> SET PROBLEM:
Reproduce every line of the data below without changing a single character.

> STORED ROWS:
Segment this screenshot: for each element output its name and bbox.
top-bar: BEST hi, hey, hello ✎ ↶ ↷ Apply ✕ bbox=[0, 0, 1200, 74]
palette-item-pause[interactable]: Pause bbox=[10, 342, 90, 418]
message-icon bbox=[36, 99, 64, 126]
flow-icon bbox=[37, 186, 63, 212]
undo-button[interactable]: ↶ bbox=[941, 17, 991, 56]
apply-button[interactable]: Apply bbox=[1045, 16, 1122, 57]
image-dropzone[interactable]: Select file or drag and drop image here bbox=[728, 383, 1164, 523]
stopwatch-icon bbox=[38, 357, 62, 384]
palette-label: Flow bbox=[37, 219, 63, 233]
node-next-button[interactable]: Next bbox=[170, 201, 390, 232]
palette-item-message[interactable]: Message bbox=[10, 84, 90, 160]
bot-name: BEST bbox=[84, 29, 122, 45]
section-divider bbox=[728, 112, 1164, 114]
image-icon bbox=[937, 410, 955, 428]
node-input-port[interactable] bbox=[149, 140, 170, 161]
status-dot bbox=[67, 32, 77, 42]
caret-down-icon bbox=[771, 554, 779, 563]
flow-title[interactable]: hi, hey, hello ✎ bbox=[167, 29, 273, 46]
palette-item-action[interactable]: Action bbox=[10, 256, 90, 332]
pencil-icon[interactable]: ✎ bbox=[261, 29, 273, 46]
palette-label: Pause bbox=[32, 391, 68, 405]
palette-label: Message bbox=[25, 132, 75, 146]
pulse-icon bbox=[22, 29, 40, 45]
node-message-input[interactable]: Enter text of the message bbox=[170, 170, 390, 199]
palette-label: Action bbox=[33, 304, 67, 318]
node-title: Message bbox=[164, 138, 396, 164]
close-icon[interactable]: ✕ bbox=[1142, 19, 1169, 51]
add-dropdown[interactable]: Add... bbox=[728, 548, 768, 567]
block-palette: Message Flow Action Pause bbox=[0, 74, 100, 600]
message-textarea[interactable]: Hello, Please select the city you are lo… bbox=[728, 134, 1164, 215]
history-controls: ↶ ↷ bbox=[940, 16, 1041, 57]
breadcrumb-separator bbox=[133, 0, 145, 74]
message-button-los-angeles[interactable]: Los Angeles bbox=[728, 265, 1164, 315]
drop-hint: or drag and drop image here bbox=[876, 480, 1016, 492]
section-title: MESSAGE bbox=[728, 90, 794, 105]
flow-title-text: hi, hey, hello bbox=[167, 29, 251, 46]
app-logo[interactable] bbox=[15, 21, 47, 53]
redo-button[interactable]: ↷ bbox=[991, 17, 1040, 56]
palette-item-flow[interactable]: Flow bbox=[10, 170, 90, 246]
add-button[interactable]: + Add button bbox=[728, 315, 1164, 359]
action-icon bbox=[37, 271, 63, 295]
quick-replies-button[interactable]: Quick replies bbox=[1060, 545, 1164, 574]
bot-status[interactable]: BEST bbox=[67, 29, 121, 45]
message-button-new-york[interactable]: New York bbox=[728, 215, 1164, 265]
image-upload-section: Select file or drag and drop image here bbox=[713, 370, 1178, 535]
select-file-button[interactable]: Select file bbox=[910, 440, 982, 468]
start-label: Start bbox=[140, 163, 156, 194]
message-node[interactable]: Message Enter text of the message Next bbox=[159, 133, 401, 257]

> IN RESPONSE:
Segment this screenshot: for each element output its name and bbox.
top-bar: BEST hi, hey, hello ✎ ↶ ↷ Apply ✕ bbox=[0, 0, 1200, 74]
palette-item-pause[interactable]: Pause bbox=[10, 342, 90, 418]
message-icon bbox=[36, 99, 64, 126]
flow-icon bbox=[37, 186, 63, 212]
undo-button[interactable]: ↶ bbox=[941, 17, 991, 56]
apply-button[interactable]: Apply bbox=[1045, 16, 1122, 57]
image-dropzone[interactable]: Select file or drag and drop image here bbox=[728, 383, 1164, 523]
stopwatch-icon bbox=[38, 357, 62, 384]
palette-label: Flow bbox=[37, 219, 63, 233]
node-next-button[interactable]: Next bbox=[170, 201, 390, 232]
palette-item-message[interactable]: Message bbox=[10, 84, 90, 160]
bot-name: BEST bbox=[84, 29, 122, 45]
section-divider bbox=[728, 112, 1164, 114]
image-icon bbox=[937, 410, 955, 428]
node-input-port[interactable] bbox=[149, 140, 170, 161]
status-dot bbox=[67, 32, 77, 42]
caret-down-icon bbox=[771, 554, 779, 563]
flow-title[interactable]: hi, hey, hello ✎ bbox=[167, 29, 273, 46]
palette-item-action[interactable]: Action bbox=[10, 256, 90, 332]
pencil-icon[interactable]: ✎ bbox=[261, 29, 273, 46]
palette-label: Pause bbox=[32, 391, 68, 405]
palette-label: Message bbox=[25, 132, 75, 146]
pulse-icon bbox=[22, 29, 40, 45]
node-message-input[interactable]: Enter text of the message bbox=[170, 170, 390, 199]
palette-label: Action bbox=[33, 304, 67, 318]
node-title: Message bbox=[164, 138, 396, 164]
close-icon[interactable]: ✕ bbox=[1142, 19, 1169, 51]
add-dropdown[interactable]: Add... bbox=[728, 548, 768, 567]
block-palette: Message Flow Action Pause bbox=[0, 74, 100, 600]
message-textarea[interactable]: Hello, Please select the city you are lo… bbox=[728, 134, 1164, 215]
history-controls: ↶ ↷ bbox=[940, 16, 1041, 57]
breadcrumb-separator bbox=[133, 0, 145, 74]
message-button-los-angeles[interactable]: Los Angeles bbox=[728, 265, 1164, 315]
drop-hint: or drag and drop image here bbox=[876, 480, 1016, 492]
section-title: MESSAGE bbox=[728, 90, 794, 105]
flow-title-text: hi, hey, hello bbox=[167, 29, 251, 46]
app-logo[interactable] bbox=[15, 21, 47, 53]
redo-button[interactable]: ↷ bbox=[991, 17, 1040, 56]
palette-item-flow[interactable]: Flow bbox=[10, 170, 90, 246]
add-button[interactable]: + Add button bbox=[728, 315, 1164, 359]
action-icon bbox=[37, 271, 63, 295]
quick-replies-button[interactable]: Quick replies bbox=[1060, 545, 1164, 574]
bot-status[interactable]: BEST bbox=[67, 29, 121, 45]
message-button-new-york[interactable]: New York bbox=[728, 215, 1164, 265]
image-upload-section: Select file or drag and drop image here bbox=[713, 370, 1178, 535]
select-file-button[interactable]: Select file bbox=[910, 440, 982, 468]
start-label: Start bbox=[140, 163, 156, 194]
message-node[interactable]: Message Enter text of the message Next bbox=[159, 133, 401, 257]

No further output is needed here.